● Texto de lectura:
Este capítulo está dividido en tres partes:
i.
La manifestación de la
ira de Dios (v.1-9).
ii.
El sufrimiento del
pueblo de Dios (v.10-19).
iii.
La queja del profeta
Jeremías, ante tanto sufrimiento (v.20-22)
Por muchos años, Dios soportó con tremenda paciencia los pecados y la
rebelión de Su pueblo. Pero cuando vino
el juicio de Dios, llegó con fuerza. En
los primeros versos de este pasaje, Jeremías enfatiza el “furor”
de Dios contra Su pueblo (v.1-2). La ira
de Dios se derramó sobre Judá, como un fuego consumidor (v.3; Is 33:14 y Heb
12:29).
Es impactante notar los verbos: “Derribó”
(v.1); “Destruyó” (v.2); “Humilló” (v.2b); “Cortó” (v.3); “Quitó”
(v.6); “Desechó” (v.7). ¡Cuando Dios se propone manifestar Su ira,
los efectos son devastadores! La
hermosura de Israel fue derribada (v.1); “las
tiendas de Jacob” (= casas) fueron destruidas (v.2b); las fortalezas de la
nación fueron tiradas abajo (v.2c); los líderes del pueblo fueron quebrantados
(v.2d); el poderío de Judá fue cortado.
El fuego de la ira de Dios devoró todo (v.3b), destruyendo todo lo que era
hermoso (v.4b). ¡Qué trágico!
Dios, que era el Pastor de Israel (Sal 23), se volvió Su enemigo (v.4-5), y
la ciudad de Jerusalén pagó un precio muy alto.

● Material:
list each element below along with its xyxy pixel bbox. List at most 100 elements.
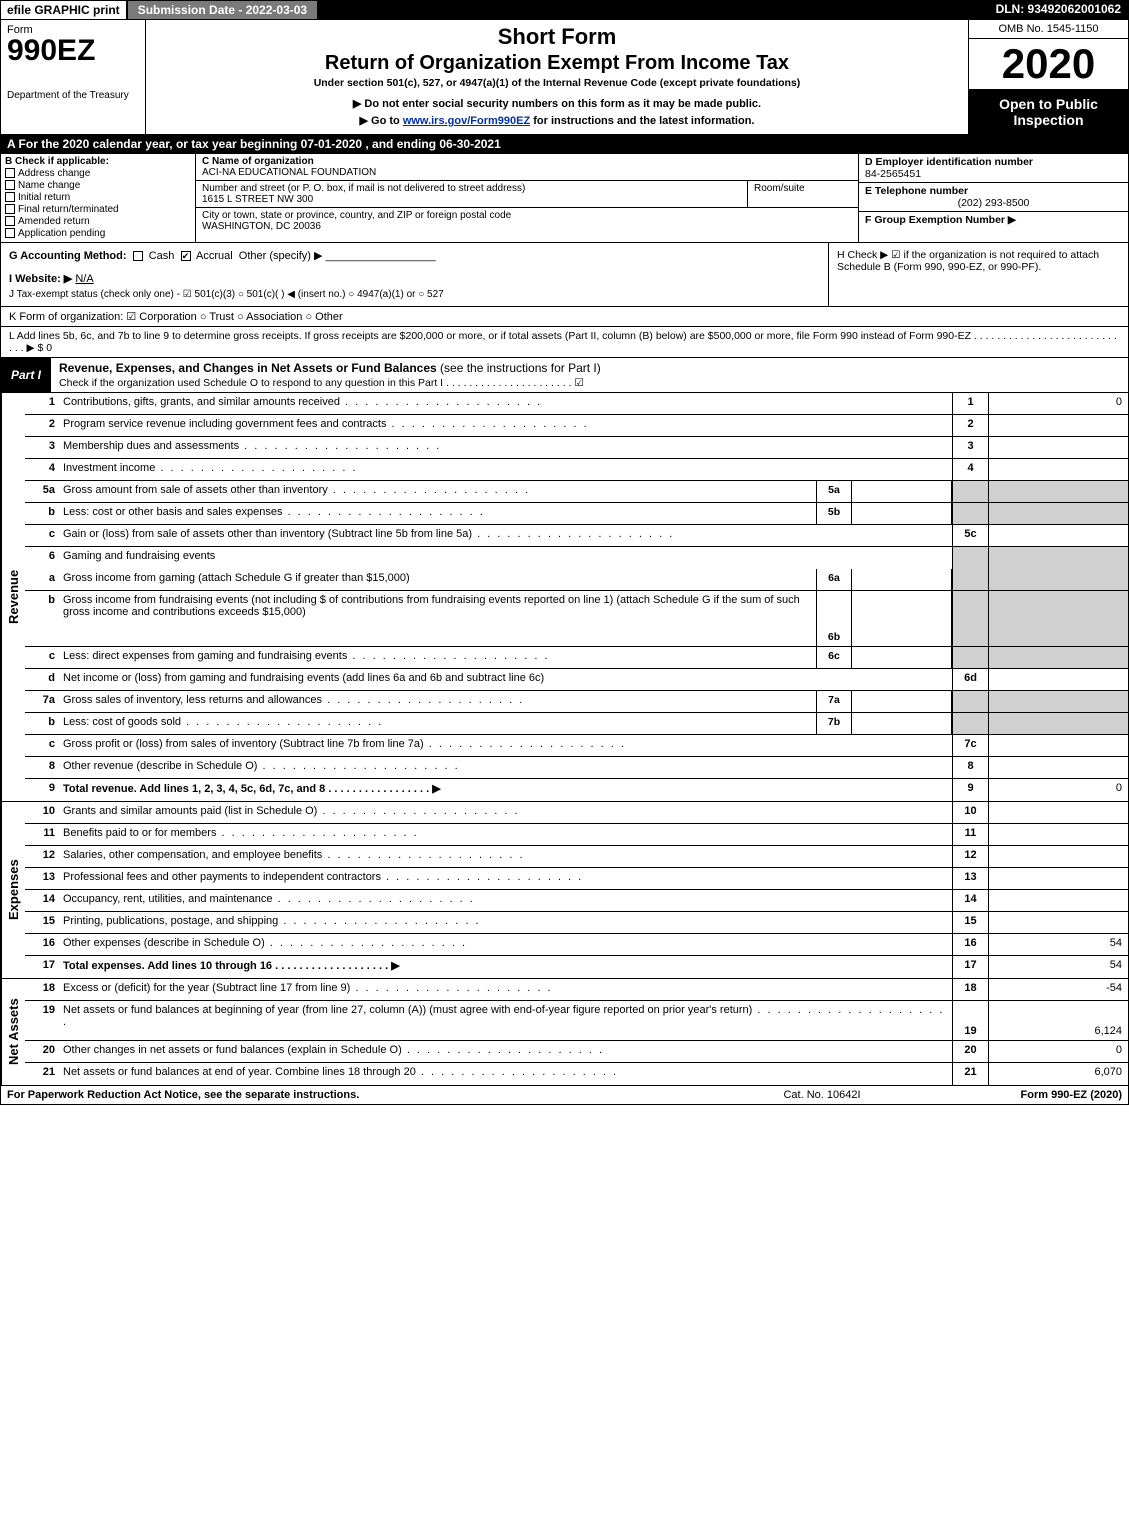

● Instrucciones de trabajo:
1. En el comentario sobre la ira de Dios, ¿con qué se compara la ira que se derramó sobre Judá?
2. Prolonga el comentario sobre la ira de Dios a partir de su última oración.
Las líneas son un material aparte, sin relación con el texto de lectura.

● Las respuestas:
1. Con un fuego consumidor.

2.
Todas las casas elegantes, como los “palacios”,
fueron destruidos (v.5); la ciudad quedó “como
enramada de huerto” (v.6a). Aun el templo sufrió los estragos de la ira de
Dios. El Señor hasta desechó Su
santuario y el altar (v.7a), porque todo estaba contaminado con el pecado. Como consecuencia, Su pueblo dejó de ofrecer
los sacrificios que Él había estipulado, y la gente se olvidó de las fiestas
espirituales y los días de reposo (v.6b).
Luego de tanta paciencia, el Señor estaba determinado destruir a Jerusalén
(v.8a). Por lo tanto, “Extendió el cordel”
(v.8b), no para construir la ciudad, sino para derribarla. El resultado fue que los grandes muros de la
ciudad, y las tremendas puertas que daban acceso a Jerusalén, fueron derribadas
y destruidas (v.8b-9a).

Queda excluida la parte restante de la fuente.